◆ Exercise brief:
Gather every line that includes the word "point", please.

◆ Given information:
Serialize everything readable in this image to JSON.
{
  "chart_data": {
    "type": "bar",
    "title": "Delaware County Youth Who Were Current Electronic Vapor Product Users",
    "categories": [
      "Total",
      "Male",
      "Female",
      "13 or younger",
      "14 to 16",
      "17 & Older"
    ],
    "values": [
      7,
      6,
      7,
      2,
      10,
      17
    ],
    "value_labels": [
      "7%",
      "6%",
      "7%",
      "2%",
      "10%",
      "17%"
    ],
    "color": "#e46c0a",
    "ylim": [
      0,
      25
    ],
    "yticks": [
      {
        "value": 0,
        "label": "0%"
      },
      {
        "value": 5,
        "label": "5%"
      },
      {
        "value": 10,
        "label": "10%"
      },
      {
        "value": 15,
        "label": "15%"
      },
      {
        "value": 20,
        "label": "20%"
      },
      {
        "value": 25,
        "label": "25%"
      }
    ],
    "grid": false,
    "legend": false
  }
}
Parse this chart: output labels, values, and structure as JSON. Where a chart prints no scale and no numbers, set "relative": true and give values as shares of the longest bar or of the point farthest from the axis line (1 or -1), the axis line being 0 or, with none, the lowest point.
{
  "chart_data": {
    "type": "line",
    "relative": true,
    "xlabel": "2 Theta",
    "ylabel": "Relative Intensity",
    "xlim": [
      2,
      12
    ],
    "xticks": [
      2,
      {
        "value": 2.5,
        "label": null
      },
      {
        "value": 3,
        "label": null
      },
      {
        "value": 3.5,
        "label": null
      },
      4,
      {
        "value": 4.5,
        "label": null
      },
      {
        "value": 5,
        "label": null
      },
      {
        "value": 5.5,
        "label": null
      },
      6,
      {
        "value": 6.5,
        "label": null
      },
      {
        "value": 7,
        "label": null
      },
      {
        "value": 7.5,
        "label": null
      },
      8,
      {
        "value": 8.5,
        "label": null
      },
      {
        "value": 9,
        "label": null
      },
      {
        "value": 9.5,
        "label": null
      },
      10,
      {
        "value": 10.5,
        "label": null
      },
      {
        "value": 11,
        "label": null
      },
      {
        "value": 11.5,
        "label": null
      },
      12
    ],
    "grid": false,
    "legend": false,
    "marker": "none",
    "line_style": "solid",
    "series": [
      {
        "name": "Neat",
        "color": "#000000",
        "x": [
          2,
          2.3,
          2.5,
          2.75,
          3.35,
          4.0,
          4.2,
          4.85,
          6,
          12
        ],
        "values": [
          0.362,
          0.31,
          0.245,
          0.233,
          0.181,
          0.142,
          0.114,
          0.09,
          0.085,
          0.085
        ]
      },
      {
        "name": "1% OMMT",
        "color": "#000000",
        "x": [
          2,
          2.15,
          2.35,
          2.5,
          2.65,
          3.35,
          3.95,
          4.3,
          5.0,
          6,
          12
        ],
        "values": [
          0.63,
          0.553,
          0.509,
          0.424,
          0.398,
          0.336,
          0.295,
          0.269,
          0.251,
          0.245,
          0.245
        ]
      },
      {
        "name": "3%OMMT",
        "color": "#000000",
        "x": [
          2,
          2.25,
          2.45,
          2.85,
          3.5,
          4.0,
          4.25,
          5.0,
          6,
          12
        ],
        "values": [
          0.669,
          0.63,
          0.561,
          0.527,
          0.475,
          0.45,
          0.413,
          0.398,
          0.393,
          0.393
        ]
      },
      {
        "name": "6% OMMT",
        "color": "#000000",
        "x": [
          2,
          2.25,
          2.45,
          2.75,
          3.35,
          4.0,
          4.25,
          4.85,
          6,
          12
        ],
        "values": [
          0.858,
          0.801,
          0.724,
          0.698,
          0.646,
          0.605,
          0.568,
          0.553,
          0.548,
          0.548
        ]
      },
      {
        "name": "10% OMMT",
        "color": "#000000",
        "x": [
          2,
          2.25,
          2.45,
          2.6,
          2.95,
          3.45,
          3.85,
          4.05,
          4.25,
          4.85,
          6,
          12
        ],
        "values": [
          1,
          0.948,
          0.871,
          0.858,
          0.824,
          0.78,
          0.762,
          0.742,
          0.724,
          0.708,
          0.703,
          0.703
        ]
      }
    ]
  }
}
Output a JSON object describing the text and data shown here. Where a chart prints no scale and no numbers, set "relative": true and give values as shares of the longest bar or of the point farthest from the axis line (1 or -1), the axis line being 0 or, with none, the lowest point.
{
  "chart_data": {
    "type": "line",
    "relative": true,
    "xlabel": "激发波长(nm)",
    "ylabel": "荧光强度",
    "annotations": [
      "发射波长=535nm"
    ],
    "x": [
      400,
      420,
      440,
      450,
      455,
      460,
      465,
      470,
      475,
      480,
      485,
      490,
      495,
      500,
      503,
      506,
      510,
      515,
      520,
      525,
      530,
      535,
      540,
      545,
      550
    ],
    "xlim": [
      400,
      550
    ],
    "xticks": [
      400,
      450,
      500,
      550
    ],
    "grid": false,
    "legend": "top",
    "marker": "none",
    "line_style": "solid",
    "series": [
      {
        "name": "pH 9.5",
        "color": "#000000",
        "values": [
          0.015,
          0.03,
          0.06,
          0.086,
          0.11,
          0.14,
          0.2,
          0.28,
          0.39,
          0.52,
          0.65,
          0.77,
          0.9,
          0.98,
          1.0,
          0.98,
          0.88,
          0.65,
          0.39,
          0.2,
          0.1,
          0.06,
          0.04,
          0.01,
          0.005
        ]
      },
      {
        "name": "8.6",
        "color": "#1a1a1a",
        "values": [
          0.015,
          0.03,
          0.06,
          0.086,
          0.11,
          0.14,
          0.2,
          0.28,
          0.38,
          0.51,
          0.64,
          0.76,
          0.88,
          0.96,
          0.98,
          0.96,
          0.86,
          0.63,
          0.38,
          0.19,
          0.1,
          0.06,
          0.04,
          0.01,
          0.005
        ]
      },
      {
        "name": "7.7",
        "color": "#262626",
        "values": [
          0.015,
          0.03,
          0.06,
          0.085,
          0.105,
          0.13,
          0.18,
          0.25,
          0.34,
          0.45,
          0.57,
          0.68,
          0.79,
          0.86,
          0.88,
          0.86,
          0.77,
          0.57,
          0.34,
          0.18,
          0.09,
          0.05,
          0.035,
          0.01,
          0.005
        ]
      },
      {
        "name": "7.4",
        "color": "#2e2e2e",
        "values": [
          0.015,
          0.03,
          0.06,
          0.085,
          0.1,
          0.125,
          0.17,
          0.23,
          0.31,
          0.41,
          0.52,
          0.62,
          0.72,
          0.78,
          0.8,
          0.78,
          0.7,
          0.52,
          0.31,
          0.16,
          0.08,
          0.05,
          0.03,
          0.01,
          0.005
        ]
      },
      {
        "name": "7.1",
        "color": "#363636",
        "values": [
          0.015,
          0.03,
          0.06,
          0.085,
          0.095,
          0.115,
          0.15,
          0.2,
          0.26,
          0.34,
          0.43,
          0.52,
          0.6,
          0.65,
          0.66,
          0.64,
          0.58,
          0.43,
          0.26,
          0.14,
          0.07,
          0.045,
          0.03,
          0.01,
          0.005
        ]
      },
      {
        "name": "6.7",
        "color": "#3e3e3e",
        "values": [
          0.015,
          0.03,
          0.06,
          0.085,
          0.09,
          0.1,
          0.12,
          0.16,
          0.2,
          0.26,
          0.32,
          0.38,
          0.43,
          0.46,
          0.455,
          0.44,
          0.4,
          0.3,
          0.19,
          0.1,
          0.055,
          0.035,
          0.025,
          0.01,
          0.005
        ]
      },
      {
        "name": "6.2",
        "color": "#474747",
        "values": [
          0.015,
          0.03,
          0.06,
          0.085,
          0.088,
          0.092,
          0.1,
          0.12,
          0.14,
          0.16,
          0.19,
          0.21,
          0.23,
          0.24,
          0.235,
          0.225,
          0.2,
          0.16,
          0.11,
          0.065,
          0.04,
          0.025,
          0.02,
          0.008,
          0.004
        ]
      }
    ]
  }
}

◆ Solution for this exercise:
Parse this chart: output labels, values, and structure as JSON. Where a chart prints no scale and no numbers, set "relative": true and give values as shares of the longest bar or of the point farthest from the axis line (1 or -1), the axis line being 0 or, with none, the lowest point.
Output a JSON object describing the text and data shown here. Where a chart prints no scale and no numbers, set "relative": true and give values as shares of the longest bar or of the point farthest from the axis line (1 or -1), the axis line being 0 or, with none, the lowest point.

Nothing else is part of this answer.